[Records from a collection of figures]

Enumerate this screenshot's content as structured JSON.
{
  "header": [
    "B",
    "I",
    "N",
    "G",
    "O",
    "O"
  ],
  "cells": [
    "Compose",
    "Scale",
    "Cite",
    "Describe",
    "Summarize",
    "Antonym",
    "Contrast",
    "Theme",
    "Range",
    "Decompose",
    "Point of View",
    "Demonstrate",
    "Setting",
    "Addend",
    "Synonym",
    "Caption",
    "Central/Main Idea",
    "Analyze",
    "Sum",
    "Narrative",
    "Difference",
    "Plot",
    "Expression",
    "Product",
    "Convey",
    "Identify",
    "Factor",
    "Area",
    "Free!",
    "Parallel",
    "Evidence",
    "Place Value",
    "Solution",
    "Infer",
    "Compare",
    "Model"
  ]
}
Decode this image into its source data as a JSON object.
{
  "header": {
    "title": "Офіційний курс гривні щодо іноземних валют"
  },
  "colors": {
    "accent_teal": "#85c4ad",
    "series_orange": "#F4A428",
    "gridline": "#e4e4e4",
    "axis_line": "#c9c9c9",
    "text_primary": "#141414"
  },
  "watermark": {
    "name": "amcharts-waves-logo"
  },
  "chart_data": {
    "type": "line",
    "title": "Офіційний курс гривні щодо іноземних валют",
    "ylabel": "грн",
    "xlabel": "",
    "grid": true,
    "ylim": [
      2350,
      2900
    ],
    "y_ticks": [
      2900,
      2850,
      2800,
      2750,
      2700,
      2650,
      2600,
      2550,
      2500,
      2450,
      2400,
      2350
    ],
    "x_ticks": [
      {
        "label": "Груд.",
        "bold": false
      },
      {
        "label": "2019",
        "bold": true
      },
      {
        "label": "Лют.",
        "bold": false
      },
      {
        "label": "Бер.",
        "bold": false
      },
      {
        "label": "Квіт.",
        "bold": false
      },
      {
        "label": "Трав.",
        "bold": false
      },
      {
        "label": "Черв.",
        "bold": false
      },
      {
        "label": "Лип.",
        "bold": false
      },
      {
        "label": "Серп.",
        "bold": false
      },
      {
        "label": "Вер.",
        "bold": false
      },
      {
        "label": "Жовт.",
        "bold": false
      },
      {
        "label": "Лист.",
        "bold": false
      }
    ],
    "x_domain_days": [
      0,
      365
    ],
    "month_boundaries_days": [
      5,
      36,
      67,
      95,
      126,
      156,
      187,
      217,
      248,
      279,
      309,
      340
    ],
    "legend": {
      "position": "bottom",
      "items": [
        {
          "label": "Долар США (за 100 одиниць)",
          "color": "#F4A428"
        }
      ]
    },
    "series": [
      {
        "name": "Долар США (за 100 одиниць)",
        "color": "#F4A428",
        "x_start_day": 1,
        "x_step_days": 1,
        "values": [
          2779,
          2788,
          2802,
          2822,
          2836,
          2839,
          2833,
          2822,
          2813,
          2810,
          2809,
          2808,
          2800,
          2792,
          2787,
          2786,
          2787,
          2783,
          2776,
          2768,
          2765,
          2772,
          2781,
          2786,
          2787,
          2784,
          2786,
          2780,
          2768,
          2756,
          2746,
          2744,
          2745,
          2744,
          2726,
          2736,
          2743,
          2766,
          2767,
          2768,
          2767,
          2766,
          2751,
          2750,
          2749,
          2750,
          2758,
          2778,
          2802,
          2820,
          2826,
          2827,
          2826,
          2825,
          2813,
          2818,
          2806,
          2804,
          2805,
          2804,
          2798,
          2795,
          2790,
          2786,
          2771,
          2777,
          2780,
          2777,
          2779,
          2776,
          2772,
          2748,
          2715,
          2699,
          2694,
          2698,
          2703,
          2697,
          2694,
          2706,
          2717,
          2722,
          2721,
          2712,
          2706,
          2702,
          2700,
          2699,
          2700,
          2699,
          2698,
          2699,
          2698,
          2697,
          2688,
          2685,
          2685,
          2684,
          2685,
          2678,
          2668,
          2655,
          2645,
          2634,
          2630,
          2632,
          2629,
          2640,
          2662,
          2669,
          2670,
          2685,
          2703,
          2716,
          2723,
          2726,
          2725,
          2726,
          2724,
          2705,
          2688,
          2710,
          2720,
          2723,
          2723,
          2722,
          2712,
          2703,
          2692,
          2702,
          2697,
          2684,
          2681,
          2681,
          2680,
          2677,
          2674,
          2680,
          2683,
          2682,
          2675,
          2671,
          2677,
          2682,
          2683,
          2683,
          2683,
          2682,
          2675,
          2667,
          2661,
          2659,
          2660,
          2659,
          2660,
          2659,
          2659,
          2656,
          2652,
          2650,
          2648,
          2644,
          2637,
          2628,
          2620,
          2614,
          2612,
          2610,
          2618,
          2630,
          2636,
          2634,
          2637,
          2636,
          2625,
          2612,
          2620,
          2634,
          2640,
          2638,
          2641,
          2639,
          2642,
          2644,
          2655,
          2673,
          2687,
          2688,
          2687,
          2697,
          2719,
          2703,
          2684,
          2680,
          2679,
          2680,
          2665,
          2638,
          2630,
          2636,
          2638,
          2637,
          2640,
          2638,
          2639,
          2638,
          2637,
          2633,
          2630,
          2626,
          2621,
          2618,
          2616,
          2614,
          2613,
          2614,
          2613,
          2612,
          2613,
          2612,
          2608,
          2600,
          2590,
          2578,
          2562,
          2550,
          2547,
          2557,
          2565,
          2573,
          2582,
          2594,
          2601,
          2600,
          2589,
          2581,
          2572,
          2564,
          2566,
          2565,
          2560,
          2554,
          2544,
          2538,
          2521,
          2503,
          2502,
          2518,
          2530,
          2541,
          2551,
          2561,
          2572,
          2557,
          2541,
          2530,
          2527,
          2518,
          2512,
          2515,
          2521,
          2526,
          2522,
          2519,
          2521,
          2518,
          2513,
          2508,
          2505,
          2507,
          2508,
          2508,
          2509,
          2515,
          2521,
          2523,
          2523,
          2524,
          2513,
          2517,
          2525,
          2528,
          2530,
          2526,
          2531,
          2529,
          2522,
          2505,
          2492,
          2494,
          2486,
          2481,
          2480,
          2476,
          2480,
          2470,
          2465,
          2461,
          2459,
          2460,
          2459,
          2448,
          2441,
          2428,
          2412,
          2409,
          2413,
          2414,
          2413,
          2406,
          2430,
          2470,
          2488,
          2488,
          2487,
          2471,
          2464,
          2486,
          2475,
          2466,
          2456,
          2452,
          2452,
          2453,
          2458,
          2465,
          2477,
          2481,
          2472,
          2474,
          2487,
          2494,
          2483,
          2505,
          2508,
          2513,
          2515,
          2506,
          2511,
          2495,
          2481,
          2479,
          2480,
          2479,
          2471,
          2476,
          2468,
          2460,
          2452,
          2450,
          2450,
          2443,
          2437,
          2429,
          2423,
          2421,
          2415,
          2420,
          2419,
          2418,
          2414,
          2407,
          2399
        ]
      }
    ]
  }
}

» **Written task**:
Retype the material above, line by line, exactly.

» **Written solution**:
Enumerate this screenshot's content as structured JSON.
{
  "header": [
    "B",
    "I",
    "N",
    "G",
    "O",
    "O"
  ],
  "cells": [
    "Compose",
    "Scale",
    "Cite",
    "Describe",
    "Summarize",
    "Antonym",
    "Contrast",
    "Theme",
    "Range",
    "Decompose",
    "Point of View",
    "Demonstrate",
    "Setting",
    "Addend",
    "Synonym",
    "Caption",
    "Central/Main Idea",
    "Analyze",
    "Sum",
    "Narrative",
    "Difference",
    "Plot",
    "Expression",
    "Product",
    "Convey",
    "Identify",
    "Factor",
    "Area",
    "Free!",
    "Parallel",
    "Evidence",
    "Place Value",
    "Solution",
    "Infer",
    "Compare",
    "Model"
  ]
}
Decode this image into its source data as a JSON object.
{
  "header": {
    "title": "Офіційний курс гривні щодо іноземних валют"
  },
  "colors": {
    "accent_teal": "#85c4ad",
    "series_orange": "#F4A428",
    "gridline": "#e4e4e4",
    "axis_line": "#c9c9c9",
    "text_primary": "#141414"
  },
  "watermark": {
    "name": "amcharts-waves-logo"
  },
  "chart_data": {
    "type": "line",
    "title": "Офіційний курс гривні щодо іноземних валют",
    "ylabel": "грн",
    "xlabel": "",
    "grid": true,
    "ylim": [
      2350,
      2900
    ],
    "y_ticks": [
      2900,
      2850,
      2800,
      2750,
      2700,
      2650,
      2600,
      2550,
      2500,
      2450,
      2400,
      2350
    ],
    "x_ticks": [
      {
        "label": "Груд.",
        "bold": false
      },
      {
        "label": "2019",
        "bold": true
      },
      {
        "label": "Лют.",
        "bold": false
      },
      {
        "label": "Бер.",
        "bold": false
      },
      {
        "label": "Квіт.",
        "bold": false
      },
      {
        "label": "Трав.",
        "bold": false
      },
      {
        "label": "Черв.",
        "bold": false
      },
      {
        "label": "Лип.",
        "bold": false
      },
      {
        "label": "Серп.",
        "bold": false
      },
      {
        "label": "Вер.",
        "bold": false
      },
      {
        "label": "Жовт.",
        "bold": false
      },
      {
        "label": "Лист.",
        "bold": false
      }
    ],
    "x_domain_days": [
      0,
      365
    ],
    "month_boundaries_days": [
      5,
      36,
      67,
      95,
      126,
      156,
      187,
      217,
      248,
      279,
      309,
      340
    ],
    "legend": {
      "position": "bottom",
      "items": [
        {
          "label": "Долар США (за 100 одиниць)",
          "color": "#F4A428"
        }
      ]
    },
    "series": [
      {
        "name": "Долар США (за 100 одиниць)",
        "color": "#F4A428",
        "x_start_day": 1,
        "x_step_days": 1,
        "values": [
          2779,
          2788,
          2802,
          2822,
          2836,
          2839,
          2833,
          2822,
          2813,
          2810,
          2809,
          2808,
          2800,
          2792,
          2787,
          2786,
          2787,
          2783,
          2776,
          2768,
          2765,
          2772,
          2781,
          2786,
          2787,
          2784,
          2786,
          2780,
          2768,
          2756,
          2746,
          2744,
          2745,
          2744,
          2726,
          2736,
          2743,
          2766,
          2767,
          2768,
          2767,
          2766,
          2751,
          2750,
          2749,
          2750,
          2758,
          2778,
          2802,
          2820,
          2826,
          2827,
          2826,
          2825,
          2813,
          2818,
          2806,
          2804,
          2805,
          2804,
          2798,
          2795,
          2790,
          2786,
          2771,
          2777,
          2780,
          2777,
          2779,
          2776,
          2772,
          2748,
          2715,
          2699,
          2694,
          2698,
          2703,
          2697,
          2694,
          2706,
          2717,
          2722,
          2721,
          2712,
          2706,
          2702,
          2700,
          2699,
          2700,
          2699,
          2698,
          2699,
          2698,
          2697,
          2688,
          2685,
          2685,
          2684,
          2685,
          2678,
          2668,
          2655,
          2645,
          2634,
          2630,
          2632,
          2629,
          2640,
          2662,
          2669,
          2670,
          2685,
          2703,
          2716,
          2723,
          2726,
          2725,
          2726,
          2724,
          2705,
          2688,
          2710,
          2720,
          2723,
          2723,
          2722,
          2712,
          2703,
          2692,
          2702,
          2697,
          2684,
          2681,
          2681,
          2680,
          2677,
          2674,
          2680,
          2683,
          2682,
          2675,
          2671,
          2677,
          2682,
          2683,
          2683,
          2683,
          2682,
          2675,
          2667,
          2661,
          2659,
          2660,
          2659,
          2660,
          2659,
          2659,
          2656,
          2652,
          2650,
          2648,
          2644,
          2637,
          2628,
          2620,
          2614,
          2612,
          2610,
          2618,
          2630,
          2636,
          2634,
          2637,
          2636,
          2625,
          2612,
          2620,
          2634,
          2640,
          2638,
          2641,
          2639,
          2642,
          2644,
          2655,
          2673,
          2687,
          2688,
          2687,
          2697,
          2719,
          2703,
          2684,
          2680,
          2679,
          2680,
          2665,
          2638,
          2630,
          2636,
          2638,
          2637,
          2640,
          2638,
          2639,
          2638,
          2637,
          2633,
          2630,
          2626,
          2621,
          2618,
          2616,
          2614,
          2613,
          2614,
          2613,
          2612,
          2613,
          2612,
          2608,
          2600,
          2590,
          2578,
          2562,
          2550,
          2547,
          2557,
          2565,
          2573,
          2582,
          2594,
          2601,
          2600,
          2589,
          2581,
          2572,
          2564,
          2566,
          2565,
          2560,
          2554,
          2544,
          2538,
          2521,
          2503,
          2502,
          2518,
          2530,
          2541,
          2551,
          2561,
          2572,
          2557,
          2541,
          2530,
          2527,
          2518,
          2512,
          2515,
          2521,
          2526,
          2522,
          2519,
          2521,
          2518,
          2513,
          2508,
          2505,
          2507,
          2508,
          2508,
          2509,
          2515,
          2521,
          2523,
          2523,
          2524,
          2513,
          2517,
          2525,
          2528,
          2530,
          2526,
          2531,
          2529,
          2522,
          2505,
          2492,
          2494,
          2486,
          2481,
          2480,
          2476,
          2480,
          2470,
          2465,
          2461,
          2459,
          2460,
          2459,
          2448,
          2441,
          2428,
          2412,
          2409,
          2413,
          2414,
          2413,
          2406,
          2430,
          2470,
          2488,
          2488,
          2487,
          2471,
          2464,
          2486,
          2475,
          2466,
          2456,
          2452,
          2452,
          2453,
          2458,
          2465,
          2477,
          2481,
          2472,
          2474,
          2487,
          2494,
          2483,
          2505,
          2508,
          2513,
          2515,
          2506,
          2511,
          2495,
          2481,
          2479,
          2480,
          2479,
          2471,
          2476,
          2468,
          2460,
          2452,
          2450,
          2450,
          2443,
          2437,
          2429,
          2423,
          2421,
          2415,
          2420,
          2419,
          2418,
          2414,
          2407,
          2399
        ]
      }
    ]
  }
}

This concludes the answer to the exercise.